--- Start Data lines ---

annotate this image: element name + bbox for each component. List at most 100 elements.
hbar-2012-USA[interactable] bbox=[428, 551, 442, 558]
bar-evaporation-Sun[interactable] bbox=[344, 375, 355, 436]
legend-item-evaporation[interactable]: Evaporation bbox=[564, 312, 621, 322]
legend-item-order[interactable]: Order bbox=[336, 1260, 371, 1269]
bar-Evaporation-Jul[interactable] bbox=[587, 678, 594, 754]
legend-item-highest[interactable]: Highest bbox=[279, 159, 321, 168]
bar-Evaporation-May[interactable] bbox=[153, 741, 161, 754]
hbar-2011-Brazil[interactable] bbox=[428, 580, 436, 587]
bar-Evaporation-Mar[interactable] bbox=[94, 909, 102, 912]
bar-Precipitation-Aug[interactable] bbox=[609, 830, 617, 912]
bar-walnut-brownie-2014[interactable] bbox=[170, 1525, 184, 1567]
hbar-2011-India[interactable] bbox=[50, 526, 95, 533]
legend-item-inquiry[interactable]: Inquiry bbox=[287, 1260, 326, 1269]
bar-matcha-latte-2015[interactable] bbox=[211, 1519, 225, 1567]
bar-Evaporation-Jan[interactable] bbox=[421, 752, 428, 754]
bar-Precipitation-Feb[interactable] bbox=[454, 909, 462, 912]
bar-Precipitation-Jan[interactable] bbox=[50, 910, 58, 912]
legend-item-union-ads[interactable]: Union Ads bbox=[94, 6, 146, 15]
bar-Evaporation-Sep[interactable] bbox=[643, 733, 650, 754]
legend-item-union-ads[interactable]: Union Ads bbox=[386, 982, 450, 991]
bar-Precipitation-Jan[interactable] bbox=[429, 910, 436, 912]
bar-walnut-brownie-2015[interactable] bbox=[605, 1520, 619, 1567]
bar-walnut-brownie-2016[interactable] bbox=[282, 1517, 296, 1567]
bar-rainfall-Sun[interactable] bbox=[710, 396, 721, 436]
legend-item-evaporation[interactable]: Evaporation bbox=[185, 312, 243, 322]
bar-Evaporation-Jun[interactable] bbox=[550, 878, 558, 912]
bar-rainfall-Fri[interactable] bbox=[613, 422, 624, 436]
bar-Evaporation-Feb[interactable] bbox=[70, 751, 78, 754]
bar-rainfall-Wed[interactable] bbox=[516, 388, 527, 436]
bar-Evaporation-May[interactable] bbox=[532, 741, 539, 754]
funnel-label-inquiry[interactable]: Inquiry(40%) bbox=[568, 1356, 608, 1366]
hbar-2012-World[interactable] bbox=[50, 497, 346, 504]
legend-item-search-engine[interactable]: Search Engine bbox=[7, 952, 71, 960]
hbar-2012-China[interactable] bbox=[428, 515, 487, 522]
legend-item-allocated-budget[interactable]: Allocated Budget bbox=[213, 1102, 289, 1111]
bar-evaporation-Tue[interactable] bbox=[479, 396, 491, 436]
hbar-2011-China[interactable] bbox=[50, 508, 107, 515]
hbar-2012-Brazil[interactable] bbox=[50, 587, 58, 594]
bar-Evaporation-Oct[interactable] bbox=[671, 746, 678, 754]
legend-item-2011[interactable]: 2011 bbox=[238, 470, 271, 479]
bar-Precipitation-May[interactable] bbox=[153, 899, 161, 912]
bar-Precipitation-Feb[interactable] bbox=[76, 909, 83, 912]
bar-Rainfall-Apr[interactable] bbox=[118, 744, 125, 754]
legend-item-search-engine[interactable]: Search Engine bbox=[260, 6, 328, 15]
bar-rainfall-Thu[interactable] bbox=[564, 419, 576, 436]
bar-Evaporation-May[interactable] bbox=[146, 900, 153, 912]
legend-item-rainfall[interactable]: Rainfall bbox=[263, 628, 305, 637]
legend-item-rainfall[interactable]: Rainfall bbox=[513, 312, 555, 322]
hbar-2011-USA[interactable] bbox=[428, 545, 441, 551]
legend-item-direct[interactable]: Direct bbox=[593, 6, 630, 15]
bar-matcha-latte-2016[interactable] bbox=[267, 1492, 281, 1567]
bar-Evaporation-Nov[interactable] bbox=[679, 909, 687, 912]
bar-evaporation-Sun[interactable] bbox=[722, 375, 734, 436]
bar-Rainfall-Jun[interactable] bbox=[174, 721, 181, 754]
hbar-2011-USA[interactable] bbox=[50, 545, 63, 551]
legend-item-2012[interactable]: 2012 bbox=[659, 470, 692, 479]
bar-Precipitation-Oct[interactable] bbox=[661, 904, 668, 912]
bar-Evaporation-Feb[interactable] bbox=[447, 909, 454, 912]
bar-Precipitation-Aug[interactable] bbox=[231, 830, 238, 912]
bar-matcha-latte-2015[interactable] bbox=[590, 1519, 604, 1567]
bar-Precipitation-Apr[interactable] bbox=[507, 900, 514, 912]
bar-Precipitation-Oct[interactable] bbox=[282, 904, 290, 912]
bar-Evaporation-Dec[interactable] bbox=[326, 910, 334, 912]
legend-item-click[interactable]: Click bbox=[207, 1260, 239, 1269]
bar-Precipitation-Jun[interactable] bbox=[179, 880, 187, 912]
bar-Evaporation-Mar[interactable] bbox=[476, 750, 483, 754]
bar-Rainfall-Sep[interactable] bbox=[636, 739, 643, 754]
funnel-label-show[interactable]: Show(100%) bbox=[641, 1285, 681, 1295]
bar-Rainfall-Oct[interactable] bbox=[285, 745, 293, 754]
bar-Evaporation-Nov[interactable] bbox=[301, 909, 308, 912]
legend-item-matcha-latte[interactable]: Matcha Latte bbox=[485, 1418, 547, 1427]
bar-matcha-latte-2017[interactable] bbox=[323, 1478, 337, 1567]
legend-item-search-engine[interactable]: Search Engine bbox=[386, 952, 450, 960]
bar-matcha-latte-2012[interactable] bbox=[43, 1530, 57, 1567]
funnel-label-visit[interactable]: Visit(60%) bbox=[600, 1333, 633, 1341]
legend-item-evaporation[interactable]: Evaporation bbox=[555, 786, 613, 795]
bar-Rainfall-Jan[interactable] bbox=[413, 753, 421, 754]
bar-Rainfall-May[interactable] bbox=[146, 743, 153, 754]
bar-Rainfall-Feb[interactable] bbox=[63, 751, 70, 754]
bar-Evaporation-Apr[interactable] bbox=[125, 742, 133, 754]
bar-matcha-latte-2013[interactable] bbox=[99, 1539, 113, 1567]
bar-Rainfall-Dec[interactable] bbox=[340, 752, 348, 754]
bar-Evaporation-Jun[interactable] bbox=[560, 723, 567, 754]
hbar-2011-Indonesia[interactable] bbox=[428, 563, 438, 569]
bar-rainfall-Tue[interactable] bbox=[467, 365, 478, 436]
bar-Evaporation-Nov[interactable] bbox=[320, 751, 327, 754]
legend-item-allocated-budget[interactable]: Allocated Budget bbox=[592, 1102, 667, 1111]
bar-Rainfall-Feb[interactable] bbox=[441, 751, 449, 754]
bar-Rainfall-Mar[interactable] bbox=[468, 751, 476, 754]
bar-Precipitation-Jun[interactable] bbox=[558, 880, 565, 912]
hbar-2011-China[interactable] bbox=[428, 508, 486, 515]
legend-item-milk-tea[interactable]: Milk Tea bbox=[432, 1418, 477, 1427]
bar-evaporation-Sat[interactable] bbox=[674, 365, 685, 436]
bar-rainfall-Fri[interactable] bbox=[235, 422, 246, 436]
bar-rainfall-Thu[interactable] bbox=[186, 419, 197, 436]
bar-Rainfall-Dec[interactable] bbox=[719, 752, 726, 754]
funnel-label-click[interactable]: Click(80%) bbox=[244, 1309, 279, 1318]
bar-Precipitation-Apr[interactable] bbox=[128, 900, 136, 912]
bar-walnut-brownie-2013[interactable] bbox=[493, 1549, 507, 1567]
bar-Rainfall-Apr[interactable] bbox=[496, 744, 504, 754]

--- End Data lines ---

[Task goal]: Please reproduce the material above word for word, with every line unchanged.

[Answer in full]:
annotate this image: element name + bbox for each component. List at most 100 elements.
hbar-2012-USA[interactable] bbox=[428, 551, 442, 558]
bar-evaporation-Sun[interactable] bbox=[344, 375, 355, 436]
legend-item-evaporation[interactable]: Evaporation bbox=[564, 312, 621, 322]
legend-item-order[interactable]: Order bbox=[336, 1260, 371, 1269]
bar-Evaporation-Jul[interactable] bbox=[587, 678, 594, 754]
legend-item-highest[interactable]: Highest bbox=[279, 159, 321, 168]
bar-Evaporation-May[interactable] bbox=[153, 741, 161, 754]
hbar-2011-Brazil[interactable] bbox=[428, 580, 436, 587]
bar-Evaporation-Mar[interactable] bbox=[94, 909, 102, 912]
bar-Precipitation-Aug[interactable] bbox=[609, 830, 617, 912]
bar-walnut-brownie-2014[interactable] bbox=[170, 1525, 184, 1567]
hbar-2011-India[interactable] bbox=[50, 526, 95, 533]
legend-item-inquiry[interactable]: Inquiry bbox=[287, 1260, 326, 1269]
bar-matcha-latte-2015[interactable] bbox=[211, 1519, 225, 1567]
bar-Evaporation-Jan[interactable] bbox=[421, 752, 428, 754]
bar-Precipitation-Feb[interactable] bbox=[454, 909, 462, 912]
bar-Precipitation-Jan[interactable] bbox=[50, 910, 58, 912]
legend-item-union-ads[interactable]: Union Ads bbox=[94, 6, 146, 15]
bar-Evaporation-Sep[interactable] bbox=[643, 733, 650, 754]
legend-item-union-ads[interactable]: Union Ads bbox=[386, 982, 450, 991]
bar-Precipitation-Jan[interactable] bbox=[429, 910, 436, 912]
bar-walnut-brownie-2015[interactable] bbox=[605, 1520, 619, 1567]
bar-walnut-brownie-2016[interactable] bbox=[282, 1517, 296, 1567]
bar-rainfall-Sun[interactable] bbox=[710, 396, 721, 436]
legend-item-evaporation[interactable]: Evaporation bbox=[185, 312, 243, 322]
bar-Evaporation-Jun[interactable] bbox=[550, 878, 558, 912]
bar-rainfall-Fri[interactable] bbox=[613, 422, 624, 436]
bar-Evaporation-Feb[interactable] bbox=[70, 751, 78, 754]
bar-rainfall-Wed[interactable] bbox=[516, 388, 527, 436]
bar-Evaporation-May[interactable] bbox=[532, 741, 539, 754]
funnel-label-inquiry[interactable]: Inquiry(40%) bbox=[568, 1356, 608, 1366]
hbar-2012-World[interactable] bbox=[50, 497, 346, 504]
legend-item-search-engine[interactable]: Search Engine bbox=[7, 952, 71, 960]
hbar-2012-China[interactable] bbox=[428, 515, 487, 522]
legend-item-allocated-budget[interactable]: Allocated Budget bbox=[213, 1102, 289, 1111]
bar-evaporation-Tue[interactable] bbox=[479, 396, 491, 436]
hbar-2011-China[interactable] bbox=[50, 508, 107, 515]
hbar-2012-Brazil[interactable] bbox=[50, 587, 58, 594]
bar-Evaporation-Oct[interactable] bbox=[671, 746, 678, 754]
legend-item-2011[interactable]: 2011 bbox=[238, 470, 271, 479]
bar-Precipitation-May[interactable] bbox=[153, 899, 161, 912]
bar-Precipitation-Feb[interactable] bbox=[76, 909, 83, 912]
bar-Rainfall-Apr[interactable] bbox=[118, 744, 125, 754]
legend-item-search-engine[interactable]: Search Engine bbox=[260, 6, 328, 15]
bar-rainfall-Thu[interactable] bbox=[564, 419, 576, 436]
bar-Evaporation-May[interactable] bbox=[146, 900, 153, 912]
legend-item-rainfall[interactable]: Rainfall bbox=[263, 628, 305, 637]
legend-item-rainfall[interactable]: Rainfall bbox=[513, 312, 555, 322]
hbar-2011-USA[interactable] bbox=[428, 545, 441, 551]
legend-item-direct[interactable]: Direct bbox=[593, 6, 630, 15]
bar-matcha-latte-2016[interactable] bbox=[267, 1492, 281, 1567]
bar-Evaporation-Nov[interactable] bbox=[679, 909, 687, 912]
bar-evaporation-Sun[interactable] bbox=[722, 375, 734, 436]
bar-Rainfall-Jun[interactable] bbox=[174, 721, 181, 754]
hbar-2011-USA[interactable] bbox=[50, 545, 63, 551]
legend-item-2012[interactable]: 2012 bbox=[659, 470, 692, 479]
bar-Precipitation-Oct[interactable] bbox=[661, 904, 668, 912]
bar-Evaporation-Feb[interactable] bbox=[447, 909, 454, 912]
bar-Precipitation-Aug[interactable] bbox=[231, 830, 238, 912]
bar-matcha-latte-2015[interactable] bbox=[590, 1519, 604, 1567]
bar-Precipitation-Apr[interactable] bbox=[507, 900, 514, 912]
bar-Precipitation-Oct[interactable] bbox=[282, 904, 290, 912]
bar-Evaporation-Dec[interactable] bbox=[326, 910, 334, 912]
legend-item-click[interactable]: Click bbox=[207, 1260, 239, 1269]
bar-Precipitation-Jun[interactable] bbox=[179, 880, 187, 912]
bar-Evaporation-Mar[interactable] bbox=[476, 750, 483, 754]
bar-Rainfall-Sep[interactable] bbox=[636, 739, 643, 754]
funnel-label-show[interactable]: Show(100%) bbox=[641, 1285, 681, 1295]
bar-Rainfall-Oct[interactable] bbox=[285, 745, 293, 754]
bar-Evaporation-Nov[interactable] bbox=[301, 909, 308, 912]
legend-item-matcha-latte[interactable]: Matcha Latte bbox=[485, 1418, 547, 1427]
bar-matcha-latte-2017[interactable] bbox=[323, 1478, 337, 1567]
legend-item-search-engine[interactable]: Search Engine bbox=[386, 952, 450, 960]
bar-matcha-latte-2012[interactable] bbox=[43, 1530, 57, 1567]
funnel-label-visit[interactable]: Visit(60%) bbox=[600, 1333, 633, 1341]
legend-item-evaporation[interactable]: Evaporation bbox=[555, 786, 613, 795]
bar-Rainfall-Jan[interactable] bbox=[413, 753, 421, 754]
bar-Rainfall-May[interactable] bbox=[146, 743, 153, 754]
bar-Rainfall-Feb[interactable] bbox=[63, 751, 70, 754]
bar-Evaporation-Apr[interactable] bbox=[125, 742, 133, 754]
bar-matcha-latte-2013[interactable] bbox=[99, 1539, 113, 1567]
bar-Rainfall-Dec[interactable] bbox=[340, 752, 348, 754]
bar-Evaporation-Jun[interactable] bbox=[560, 723, 567, 754]
hbar-2011-Indonesia[interactable] bbox=[428, 563, 438, 569]
bar-rainfall-Tue[interactable] bbox=[467, 365, 478, 436]
bar-Evaporation-Nov[interactable] bbox=[320, 751, 327, 754]
legend-item-allocated-budget[interactable]: Allocated Budget bbox=[592, 1102, 667, 1111]
bar-Rainfall-Feb[interactable] bbox=[441, 751, 449, 754]
bar-Rainfall-Mar[interactable] bbox=[468, 751, 476, 754]
bar-Precipitation-Jun[interactable] bbox=[558, 880, 565, 912]
hbar-2011-China[interactable] bbox=[428, 508, 486, 515]
legend-item-milk-tea[interactable]: Milk Tea bbox=[432, 1418, 477, 1427]
bar-evaporation-Sat[interactable] bbox=[674, 365, 685, 436]
bar-rainfall-Fri[interactable] bbox=[235, 422, 246, 436]
bar-rainfall-Thu[interactable] bbox=[186, 419, 197, 436]
bar-Rainfall-Dec[interactable] bbox=[719, 752, 726, 754]
funnel-label-click[interactable]: Click(80%) bbox=[244, 1309, 279, 1318]
bar-Precipitation-Apr[interactable] bbox=[128, 900, 136, 912]
bar-walnut-brownie-2013[interactable] bbox=[493, 1549, 507, 1567]
bar-Rainfall-Apr[interactable] bbox=[496, 744, 504, 754]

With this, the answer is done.